Source data
══════════════════════════════

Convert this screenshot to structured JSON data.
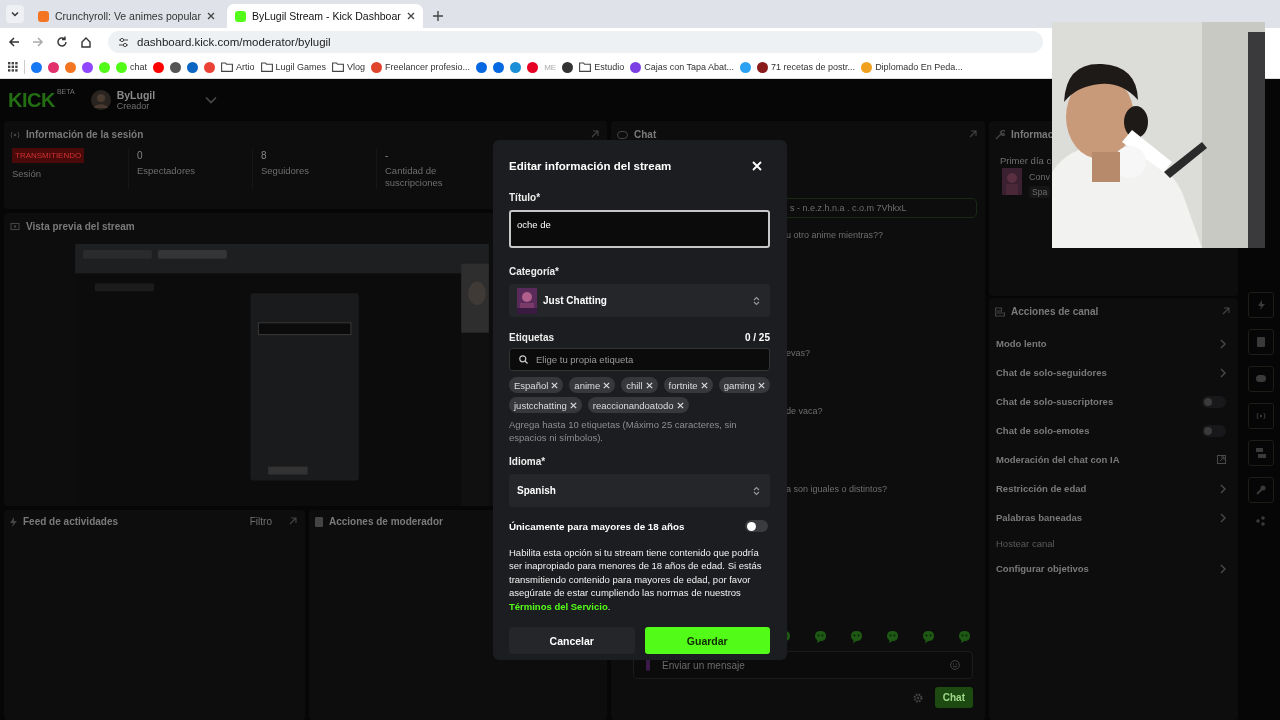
{
  "browser": {
    "tabs": [
      {
        "title": "Crunchyroll: Ve animes popular",
        "selected": false,
        "color": "#f47521"
      },
      {
        "title": "ByLugil Stream - Kick Dashboar",
        "selected": true,
        "color": "#53fc18"
      }
    ],
    "url": "dashboard.kick.com/moderator/bylugil",
    "bookmarks": [
      {
        "kind": "site",
        "color": "#1877f2"
      },
      {
        "kind": "site",
        "color": "#e1306c"
      },
      {
        "kind": "site",
        "color": "#f47521"
      },
      {
        "kind": "site",
        "color": "#9146ff"
      },
      {
        "kind": "site",
        "color": "#53fc18"
      },
      {
        "kind": "site",
        "color": "#53fc18",
        "label": "chat"
      },
      {
        "kind": "site",
        "color": "#ff0000"
      },
      {
        "kind": "site",
        "color": "#555555"
      },
      {
        "kind": "site",
        "color": "#0a66c2"
      },
      {
        "kind": "site",
        "color": "#ea4335"
      },
      {
        "kind": "folder",
        "label": "Artio"
      },
      {
        "kind": "folder",
        "label": "Lugil Games"
      },
      {
        "kind": "folder",
        "label": "Vlog"
      },
      {
        "kind": "site",
        "color": "#e0442c",
        "label": "Freelancer profesio..."
      },
      {
        "kind": "site",
        "color": "#0668e1"
      },
      {
        "kind": "site",
        "color": "#0668e1"
      },
      {
        "kind": "site",
        "color": "#1a8fd8"
      },
      {
        "kind": "site",
        "color": "#e60023"
      },
      {
        "kind": "text",
        "label": "ME"
      },
      {
        "kind": "site",
        "color": "#333333"
      },
      {
        "kind": "folder",
        "label": "Estudio"
      },
      {
        "kind": "site",
        "color": "#7b3fe4",
        "label": "Cajas con Tapa Abat..."
      },
      {
        "kind": "site",
        "color": "#2aa1f2"
      },
      {
        "kind": "site",
        "color": "#8b1a1a",
        "label": "71 recetas de postr..."
      },
      {
        "kind": "site",
        "color": "#f0a020",
        "label": "Diplomado En Peda..."
      }
    ]
  },
  "header": {
    "logo": "KICK",
    "logo_badge": "BETA",
    "user": "ByLugil",
    "role": "Creador"
  },
  "session": {
    "title": "Información de la sesión",
    "stats": [
      {
        "kind": "badge",
        "value": "TRANSMITIENDO",
        "label": "Sesión"
      },
      {
        "kind": "number",
        "value": "0",
        "label": "Espectadores"
      },
      {
        "kind": "number",
        "value": "8",
        "label": "Seguidores"
      },
      {
        "kind": "number",
        "value": "-",
        "label": "Cantidad de suscripciones"
      }
    ]
  },
  "preview": {
    "title": "Vista previa del stream"
  },
  "activity_feed": {
    "title": "Feed de actividades",
    "filter": "Filtro"
  },
  "moderator_actions": {
    "title": "Acciones de moderador"
  },
  "chat": {
    "title": "Chat",
    "pinned": "s - n.e.z.h.n.a . c.o.m 7VhkxL",
    "messages": [
      "u otro anime mientras??",
      "evas?",
      "de vaca?",
      "a son iguales o distintos?"
    ],
    "input_placeholder": "Enviar un mensaje",
    "send": "Chat"
  },
  "info_panel": {
    "title": "Informac",
    "item_title": "Primer día c",
    "item_line": "Conv",
    "item_tag": "Spa"
  },
  "channel_actions": {
    "title": "Acciones de canal",
    "items": [
      {
        "kind": "submenu",
        "label": "Modo lento"
      },
      {
        "kind": "submenu",
        "label": "Chat de solo-seguidores"
      },
      {
        "kind": "toggle",
        "label": "Chat de solo-suscriptores",
        "on": false
      },
      {
        "kind": "toggle",
        "label": "Chat de solo-emotes",
        "on": false
      },
      {
        "kind": "external",
        "label": "Moderación del chat con IA"
      },
      {
        "kind": "submenu",
        "label": "Restricción de edad"
      },
      {
        "kind": "submenu",
        "label": "Palabras baneadas"
      },
      {
        "kind": "disabled",
        "label": "Hostear canal"
      },
      {
        "kind": "submenu",
        "label": "Configurar objetivos"
      }
    ]
  },
  "modal": {
    "title": "Editar información del stream",
    "title_label": "Título*",
    "title_value": "oche de",
    "category_label": "Categoría*",
    "category": "Just Chatting",
    "tags_label": "Etiquetas",
    "tags_count": "0 / 25",
    "tags_placeholder": "Elige tu propia etiqueta",
    "tags": [
      "Español",
      "anime",
      "chill",
      "fortnite",
      "gaming",
      "justcchatting",
      "reaccionandoatodo"
    ],
    "tags_hint": "Agrega hasta 10 etiquetas (Máximo 25 caracteres, sin espacios ni símbolos).",
    "language_label": "Idioma*",
    "language": "Spanish",
    "mature_label": "Únicamente para mayores de 18 años",
    "mature_on": false,
    "description": "Habilita esta opción si tu stream tiene contenido que podría ser inapropiado para menores de 18 años de edad. Si estás transmitiendo contenido para mayores de edad, por favor asegúrate de estar cumpliendo las normas de nuestros ",
    "terms_link": "Términos del Servicio",
    "description_end": ".",
    "cancel": "Cancelar",
    "save": "Guardar"
  }
}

══════════════════════════════

Description of the task:
Pull out all lines from the entries above that include the word "solo".

Solution for this problem:
        "label": "Chat de solo-seguidores"
        "label": "Chat de solo-suscriptores",
        "label": "Chat de solo-emotes",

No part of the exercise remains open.